Selected passage —
“I didn’t travel to Japan to find a technique. I went to understand what patience looks like when it’s applied to something sharp.”
— Drake, Founder
I didn’t plan to become a knife sharpener.
It started on a trip to Japan. I wasn’t there for knives specifically — I was there for the culture, the food, the discipline you feel in the air of every craftsman’s shop you walk past. But one afternoon in Kyoto, I stopped in front of a small knife sharpening stall in a covered market. The man behind the counter was probably seventy years old. He had a customer’s knife in his hand, and a stone in front of him, and he wasn’t looking at either one. He was feeling the angle through his fingers.
I stood there for twenty minutes watching him work. He didn’t rush. He didn’t check his phone. He moved through five different stones, each progressively finer, adjusting the pressure and angle with every pass in a way that looked like instinct but clearly wasn’t. When he finished, he ran his thumb across the edge and nodded once. Then he handed the knife back to the owner without a word.
That moment stayed with me.

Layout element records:
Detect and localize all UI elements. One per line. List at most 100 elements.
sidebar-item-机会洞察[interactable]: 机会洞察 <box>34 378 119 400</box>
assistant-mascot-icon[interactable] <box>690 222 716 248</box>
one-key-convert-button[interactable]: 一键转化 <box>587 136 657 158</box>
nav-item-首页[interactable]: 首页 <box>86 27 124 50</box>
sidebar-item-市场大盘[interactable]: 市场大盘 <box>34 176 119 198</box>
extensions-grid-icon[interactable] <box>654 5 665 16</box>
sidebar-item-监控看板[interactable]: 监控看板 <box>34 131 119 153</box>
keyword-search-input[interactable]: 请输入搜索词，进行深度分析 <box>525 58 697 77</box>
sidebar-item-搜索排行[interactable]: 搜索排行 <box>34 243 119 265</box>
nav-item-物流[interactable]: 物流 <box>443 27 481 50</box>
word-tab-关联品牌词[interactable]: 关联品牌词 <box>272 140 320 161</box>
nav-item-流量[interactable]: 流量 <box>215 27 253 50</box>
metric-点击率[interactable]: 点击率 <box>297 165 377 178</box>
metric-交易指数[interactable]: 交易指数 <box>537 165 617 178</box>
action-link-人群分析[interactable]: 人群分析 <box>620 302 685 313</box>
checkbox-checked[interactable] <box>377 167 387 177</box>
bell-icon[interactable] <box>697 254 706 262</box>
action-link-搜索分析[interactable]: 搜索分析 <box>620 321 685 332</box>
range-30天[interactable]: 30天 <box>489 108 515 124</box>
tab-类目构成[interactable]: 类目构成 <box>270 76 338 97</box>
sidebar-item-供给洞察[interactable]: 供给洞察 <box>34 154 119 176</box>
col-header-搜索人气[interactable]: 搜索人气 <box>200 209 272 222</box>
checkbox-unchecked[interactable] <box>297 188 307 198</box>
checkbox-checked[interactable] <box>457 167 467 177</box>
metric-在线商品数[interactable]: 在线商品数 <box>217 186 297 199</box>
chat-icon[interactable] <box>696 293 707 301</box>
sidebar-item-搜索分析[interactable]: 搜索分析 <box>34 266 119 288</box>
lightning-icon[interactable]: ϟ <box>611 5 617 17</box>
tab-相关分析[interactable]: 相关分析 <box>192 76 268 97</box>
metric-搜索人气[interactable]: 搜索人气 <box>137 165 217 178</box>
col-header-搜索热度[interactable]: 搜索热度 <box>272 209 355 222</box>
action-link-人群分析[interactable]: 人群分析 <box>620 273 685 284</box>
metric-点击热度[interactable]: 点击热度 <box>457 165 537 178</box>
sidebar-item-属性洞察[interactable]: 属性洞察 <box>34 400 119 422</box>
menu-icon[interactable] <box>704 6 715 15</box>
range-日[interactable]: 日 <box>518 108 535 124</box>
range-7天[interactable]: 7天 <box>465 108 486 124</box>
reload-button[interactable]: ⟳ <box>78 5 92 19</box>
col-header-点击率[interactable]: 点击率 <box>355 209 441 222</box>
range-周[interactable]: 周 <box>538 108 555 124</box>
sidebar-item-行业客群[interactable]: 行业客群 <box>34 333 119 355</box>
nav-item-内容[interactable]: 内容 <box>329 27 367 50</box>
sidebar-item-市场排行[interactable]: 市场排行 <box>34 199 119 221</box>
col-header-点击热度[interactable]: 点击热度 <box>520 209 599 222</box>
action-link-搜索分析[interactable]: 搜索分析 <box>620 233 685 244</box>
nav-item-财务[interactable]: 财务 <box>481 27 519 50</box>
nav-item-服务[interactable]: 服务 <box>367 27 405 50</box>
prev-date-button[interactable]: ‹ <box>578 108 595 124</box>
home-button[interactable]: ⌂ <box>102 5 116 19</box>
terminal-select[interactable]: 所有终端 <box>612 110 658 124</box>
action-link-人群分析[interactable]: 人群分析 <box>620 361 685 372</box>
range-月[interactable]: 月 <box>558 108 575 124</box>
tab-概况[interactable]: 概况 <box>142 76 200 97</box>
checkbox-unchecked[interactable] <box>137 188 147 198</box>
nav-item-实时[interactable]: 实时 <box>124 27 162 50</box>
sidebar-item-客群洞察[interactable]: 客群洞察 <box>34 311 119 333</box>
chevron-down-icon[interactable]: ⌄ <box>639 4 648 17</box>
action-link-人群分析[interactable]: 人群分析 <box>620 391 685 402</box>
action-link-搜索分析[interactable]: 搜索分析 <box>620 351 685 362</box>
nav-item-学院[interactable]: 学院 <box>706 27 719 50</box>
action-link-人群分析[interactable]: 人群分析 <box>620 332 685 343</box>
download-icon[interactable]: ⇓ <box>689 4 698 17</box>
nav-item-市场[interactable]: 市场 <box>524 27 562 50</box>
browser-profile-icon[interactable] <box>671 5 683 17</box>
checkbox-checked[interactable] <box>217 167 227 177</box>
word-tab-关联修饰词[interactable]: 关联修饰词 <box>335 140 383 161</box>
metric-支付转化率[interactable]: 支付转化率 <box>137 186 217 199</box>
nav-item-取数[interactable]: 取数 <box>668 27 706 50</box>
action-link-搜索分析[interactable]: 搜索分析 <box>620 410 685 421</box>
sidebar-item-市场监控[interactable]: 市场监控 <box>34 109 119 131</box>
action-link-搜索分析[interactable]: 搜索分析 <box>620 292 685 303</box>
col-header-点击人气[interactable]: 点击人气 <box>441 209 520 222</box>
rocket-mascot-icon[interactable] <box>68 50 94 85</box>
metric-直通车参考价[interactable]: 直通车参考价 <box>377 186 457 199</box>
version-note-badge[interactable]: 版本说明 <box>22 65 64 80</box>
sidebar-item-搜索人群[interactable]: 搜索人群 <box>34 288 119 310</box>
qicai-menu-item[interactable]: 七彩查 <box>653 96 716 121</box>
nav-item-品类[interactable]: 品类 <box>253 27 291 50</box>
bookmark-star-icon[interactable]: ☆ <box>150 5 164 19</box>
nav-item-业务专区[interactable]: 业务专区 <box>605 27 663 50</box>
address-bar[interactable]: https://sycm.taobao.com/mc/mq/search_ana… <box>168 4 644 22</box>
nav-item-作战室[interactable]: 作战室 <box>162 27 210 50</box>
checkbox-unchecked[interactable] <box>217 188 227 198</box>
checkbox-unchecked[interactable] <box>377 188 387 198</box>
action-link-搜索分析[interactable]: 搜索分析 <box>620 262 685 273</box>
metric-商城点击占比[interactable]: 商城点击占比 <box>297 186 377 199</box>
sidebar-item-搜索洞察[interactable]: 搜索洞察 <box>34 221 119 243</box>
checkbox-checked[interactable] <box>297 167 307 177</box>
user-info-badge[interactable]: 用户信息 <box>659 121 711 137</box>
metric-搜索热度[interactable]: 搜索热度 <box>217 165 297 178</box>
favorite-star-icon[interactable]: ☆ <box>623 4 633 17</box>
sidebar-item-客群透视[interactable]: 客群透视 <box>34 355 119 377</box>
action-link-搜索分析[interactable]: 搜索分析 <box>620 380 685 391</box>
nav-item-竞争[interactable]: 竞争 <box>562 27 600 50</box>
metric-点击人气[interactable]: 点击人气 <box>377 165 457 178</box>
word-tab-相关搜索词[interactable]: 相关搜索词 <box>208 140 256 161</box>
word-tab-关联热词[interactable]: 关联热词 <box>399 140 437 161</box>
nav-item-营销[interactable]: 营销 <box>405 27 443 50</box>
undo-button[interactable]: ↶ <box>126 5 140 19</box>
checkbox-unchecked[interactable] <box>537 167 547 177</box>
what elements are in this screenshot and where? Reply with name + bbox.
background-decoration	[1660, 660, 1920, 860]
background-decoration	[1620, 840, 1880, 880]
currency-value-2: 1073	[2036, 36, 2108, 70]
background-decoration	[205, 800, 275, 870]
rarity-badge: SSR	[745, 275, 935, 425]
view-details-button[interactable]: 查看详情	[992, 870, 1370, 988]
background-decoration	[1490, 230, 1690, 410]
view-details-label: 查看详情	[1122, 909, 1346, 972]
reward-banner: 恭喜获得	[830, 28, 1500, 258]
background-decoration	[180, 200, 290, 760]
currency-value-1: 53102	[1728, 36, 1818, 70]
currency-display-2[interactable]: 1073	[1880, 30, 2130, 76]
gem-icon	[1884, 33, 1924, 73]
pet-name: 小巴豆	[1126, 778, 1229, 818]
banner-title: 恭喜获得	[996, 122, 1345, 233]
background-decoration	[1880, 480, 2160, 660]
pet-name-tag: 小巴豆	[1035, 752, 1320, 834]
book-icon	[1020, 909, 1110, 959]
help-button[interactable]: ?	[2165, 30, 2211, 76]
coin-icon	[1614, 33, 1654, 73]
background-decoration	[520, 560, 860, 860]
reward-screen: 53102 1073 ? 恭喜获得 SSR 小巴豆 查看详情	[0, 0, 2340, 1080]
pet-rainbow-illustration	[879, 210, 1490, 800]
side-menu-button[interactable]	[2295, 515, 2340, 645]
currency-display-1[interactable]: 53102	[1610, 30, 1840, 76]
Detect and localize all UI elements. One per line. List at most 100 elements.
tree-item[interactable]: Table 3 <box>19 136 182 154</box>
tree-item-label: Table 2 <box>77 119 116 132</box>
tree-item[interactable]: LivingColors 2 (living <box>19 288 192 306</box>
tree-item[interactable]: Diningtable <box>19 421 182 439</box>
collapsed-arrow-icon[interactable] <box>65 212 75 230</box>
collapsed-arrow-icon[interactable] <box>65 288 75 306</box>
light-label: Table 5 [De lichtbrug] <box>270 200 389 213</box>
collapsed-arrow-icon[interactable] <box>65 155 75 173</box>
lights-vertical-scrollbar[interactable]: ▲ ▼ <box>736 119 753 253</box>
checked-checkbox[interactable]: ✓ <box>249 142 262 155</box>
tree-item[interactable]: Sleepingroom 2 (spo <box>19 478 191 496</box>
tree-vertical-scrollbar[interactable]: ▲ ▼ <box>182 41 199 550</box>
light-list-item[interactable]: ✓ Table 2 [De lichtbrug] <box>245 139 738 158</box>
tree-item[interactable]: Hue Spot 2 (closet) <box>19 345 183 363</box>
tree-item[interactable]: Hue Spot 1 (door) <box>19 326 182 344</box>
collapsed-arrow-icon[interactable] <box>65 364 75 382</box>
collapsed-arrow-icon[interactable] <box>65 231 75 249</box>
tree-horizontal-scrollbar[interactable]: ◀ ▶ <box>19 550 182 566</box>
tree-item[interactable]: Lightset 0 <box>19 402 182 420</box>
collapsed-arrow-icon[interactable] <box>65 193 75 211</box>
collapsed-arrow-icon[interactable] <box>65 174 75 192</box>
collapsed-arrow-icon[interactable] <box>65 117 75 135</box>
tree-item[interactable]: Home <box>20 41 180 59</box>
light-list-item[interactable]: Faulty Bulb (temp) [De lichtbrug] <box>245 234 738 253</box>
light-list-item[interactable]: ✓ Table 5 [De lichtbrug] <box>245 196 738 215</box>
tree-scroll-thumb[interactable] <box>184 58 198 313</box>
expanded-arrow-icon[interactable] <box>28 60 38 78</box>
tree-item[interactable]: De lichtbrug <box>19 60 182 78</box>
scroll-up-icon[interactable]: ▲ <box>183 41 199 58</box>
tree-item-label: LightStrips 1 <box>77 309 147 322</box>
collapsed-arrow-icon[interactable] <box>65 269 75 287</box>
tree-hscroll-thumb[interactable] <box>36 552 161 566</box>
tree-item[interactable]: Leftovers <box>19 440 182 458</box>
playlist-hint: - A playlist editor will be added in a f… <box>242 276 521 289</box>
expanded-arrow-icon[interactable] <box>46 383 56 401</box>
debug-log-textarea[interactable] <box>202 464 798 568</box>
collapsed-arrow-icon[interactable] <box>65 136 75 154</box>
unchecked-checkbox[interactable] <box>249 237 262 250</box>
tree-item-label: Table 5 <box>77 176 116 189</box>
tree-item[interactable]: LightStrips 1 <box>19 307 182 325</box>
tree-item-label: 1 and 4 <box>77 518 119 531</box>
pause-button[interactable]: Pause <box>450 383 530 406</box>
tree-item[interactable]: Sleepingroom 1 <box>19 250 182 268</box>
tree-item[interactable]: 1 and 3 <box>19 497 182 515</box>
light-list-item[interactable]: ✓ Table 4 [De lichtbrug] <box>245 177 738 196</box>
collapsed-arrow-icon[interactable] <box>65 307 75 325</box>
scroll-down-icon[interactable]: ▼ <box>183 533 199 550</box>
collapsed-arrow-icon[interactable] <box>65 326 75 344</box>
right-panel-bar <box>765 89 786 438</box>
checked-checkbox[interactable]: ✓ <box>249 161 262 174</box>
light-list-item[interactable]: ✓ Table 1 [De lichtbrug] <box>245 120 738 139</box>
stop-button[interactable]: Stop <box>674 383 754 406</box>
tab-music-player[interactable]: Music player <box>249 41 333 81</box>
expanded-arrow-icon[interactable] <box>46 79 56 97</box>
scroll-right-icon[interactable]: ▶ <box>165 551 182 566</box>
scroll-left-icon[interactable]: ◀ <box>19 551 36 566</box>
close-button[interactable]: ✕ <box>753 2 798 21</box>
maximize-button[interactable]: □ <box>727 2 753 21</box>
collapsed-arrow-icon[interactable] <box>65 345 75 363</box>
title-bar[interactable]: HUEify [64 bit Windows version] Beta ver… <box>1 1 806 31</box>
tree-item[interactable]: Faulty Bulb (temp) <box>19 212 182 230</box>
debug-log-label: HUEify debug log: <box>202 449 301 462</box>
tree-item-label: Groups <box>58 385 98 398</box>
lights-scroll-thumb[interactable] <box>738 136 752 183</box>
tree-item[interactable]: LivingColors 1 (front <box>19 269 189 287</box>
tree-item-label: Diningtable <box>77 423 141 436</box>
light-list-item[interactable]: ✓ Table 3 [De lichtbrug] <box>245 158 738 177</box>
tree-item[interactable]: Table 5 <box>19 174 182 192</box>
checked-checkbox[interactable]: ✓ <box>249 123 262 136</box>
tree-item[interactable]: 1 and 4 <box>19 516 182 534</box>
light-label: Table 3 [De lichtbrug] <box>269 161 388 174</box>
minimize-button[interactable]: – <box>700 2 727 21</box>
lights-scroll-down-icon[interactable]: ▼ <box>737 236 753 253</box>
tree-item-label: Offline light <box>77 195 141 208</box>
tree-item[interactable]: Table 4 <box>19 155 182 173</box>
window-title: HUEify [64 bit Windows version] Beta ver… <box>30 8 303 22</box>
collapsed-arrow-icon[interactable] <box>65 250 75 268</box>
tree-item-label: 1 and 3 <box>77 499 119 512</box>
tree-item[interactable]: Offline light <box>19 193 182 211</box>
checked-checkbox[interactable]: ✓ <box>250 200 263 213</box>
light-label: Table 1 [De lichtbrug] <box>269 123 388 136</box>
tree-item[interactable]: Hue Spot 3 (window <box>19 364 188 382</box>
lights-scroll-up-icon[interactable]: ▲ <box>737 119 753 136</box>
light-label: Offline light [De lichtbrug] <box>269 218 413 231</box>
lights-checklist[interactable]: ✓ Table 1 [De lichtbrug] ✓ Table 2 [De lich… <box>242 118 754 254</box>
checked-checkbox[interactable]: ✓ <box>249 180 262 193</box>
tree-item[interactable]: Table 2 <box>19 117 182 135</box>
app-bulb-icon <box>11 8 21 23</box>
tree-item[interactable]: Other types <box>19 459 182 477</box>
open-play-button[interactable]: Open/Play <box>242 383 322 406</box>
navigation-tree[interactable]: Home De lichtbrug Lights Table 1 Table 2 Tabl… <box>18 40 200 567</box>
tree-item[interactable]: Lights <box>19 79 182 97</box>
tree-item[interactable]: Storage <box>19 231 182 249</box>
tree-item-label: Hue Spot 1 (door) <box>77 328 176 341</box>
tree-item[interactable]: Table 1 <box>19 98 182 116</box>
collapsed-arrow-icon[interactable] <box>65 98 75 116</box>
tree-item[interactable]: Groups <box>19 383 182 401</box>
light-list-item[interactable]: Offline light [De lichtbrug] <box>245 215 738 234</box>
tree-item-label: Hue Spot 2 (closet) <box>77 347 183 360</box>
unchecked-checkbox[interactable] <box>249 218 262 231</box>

Problem description — Retype the part of the founder's story that opens with the words containing "It started on" and closes with "through his fingers.". Rely only on the founder's story when working.

Task answer —
It started on a trip to Japan. I wasn’t there for knives specifically — I was there for the culture, the food, the discipline you feel in the air of every craftsman’s shop you walk past. But one afternoon in Kyoto, I stopped in front of a small knife sharpening stall in a covered market. The man behind the counter was probably seventy years old. He had a customer’s knife in his hand, and a stone in front of him, and he wasn’t looking at either one. He was feeling the angle through his fingers.